Copy every line of the data that contains the string "research".

(Figure record listings)

• • • •

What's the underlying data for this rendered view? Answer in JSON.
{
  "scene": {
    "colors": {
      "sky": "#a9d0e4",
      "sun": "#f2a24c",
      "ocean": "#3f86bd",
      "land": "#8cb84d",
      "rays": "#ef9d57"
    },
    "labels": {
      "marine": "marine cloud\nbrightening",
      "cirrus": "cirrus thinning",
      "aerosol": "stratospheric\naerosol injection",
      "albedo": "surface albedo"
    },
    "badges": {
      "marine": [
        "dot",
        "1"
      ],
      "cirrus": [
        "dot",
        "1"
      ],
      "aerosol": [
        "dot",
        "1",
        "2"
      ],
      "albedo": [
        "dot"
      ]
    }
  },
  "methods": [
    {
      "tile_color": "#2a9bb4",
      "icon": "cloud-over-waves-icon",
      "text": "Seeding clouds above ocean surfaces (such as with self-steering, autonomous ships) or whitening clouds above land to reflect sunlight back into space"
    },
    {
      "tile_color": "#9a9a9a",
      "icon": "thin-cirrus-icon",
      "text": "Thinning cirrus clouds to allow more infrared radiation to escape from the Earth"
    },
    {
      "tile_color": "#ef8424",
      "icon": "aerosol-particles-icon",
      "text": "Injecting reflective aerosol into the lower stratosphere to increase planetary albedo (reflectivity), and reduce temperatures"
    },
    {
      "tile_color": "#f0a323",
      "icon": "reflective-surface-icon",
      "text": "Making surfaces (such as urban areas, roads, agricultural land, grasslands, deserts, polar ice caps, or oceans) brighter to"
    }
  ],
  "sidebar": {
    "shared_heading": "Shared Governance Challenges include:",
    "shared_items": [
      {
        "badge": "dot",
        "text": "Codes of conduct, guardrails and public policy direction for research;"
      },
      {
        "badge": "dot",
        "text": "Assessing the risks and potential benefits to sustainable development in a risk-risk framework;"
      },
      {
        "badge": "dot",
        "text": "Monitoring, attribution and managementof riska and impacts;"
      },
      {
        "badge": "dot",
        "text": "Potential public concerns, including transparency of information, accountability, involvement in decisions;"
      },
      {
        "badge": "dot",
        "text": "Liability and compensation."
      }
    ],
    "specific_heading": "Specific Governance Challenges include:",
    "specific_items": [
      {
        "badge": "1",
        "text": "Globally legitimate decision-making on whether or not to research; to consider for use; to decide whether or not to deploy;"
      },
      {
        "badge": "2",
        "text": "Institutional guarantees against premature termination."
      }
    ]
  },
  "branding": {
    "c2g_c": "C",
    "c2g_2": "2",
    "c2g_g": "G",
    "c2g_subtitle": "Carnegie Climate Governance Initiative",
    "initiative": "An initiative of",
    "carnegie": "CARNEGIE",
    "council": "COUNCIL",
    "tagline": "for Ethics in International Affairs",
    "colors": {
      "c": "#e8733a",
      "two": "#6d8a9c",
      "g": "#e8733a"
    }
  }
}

• • • •

» Task response:
        "text": "Codes of conduct, guardrails and public policy direction for research;"
        "text": "Globally legitimate decision-making on whether or not to research; to consider for use; to decide whether or not to deploy;"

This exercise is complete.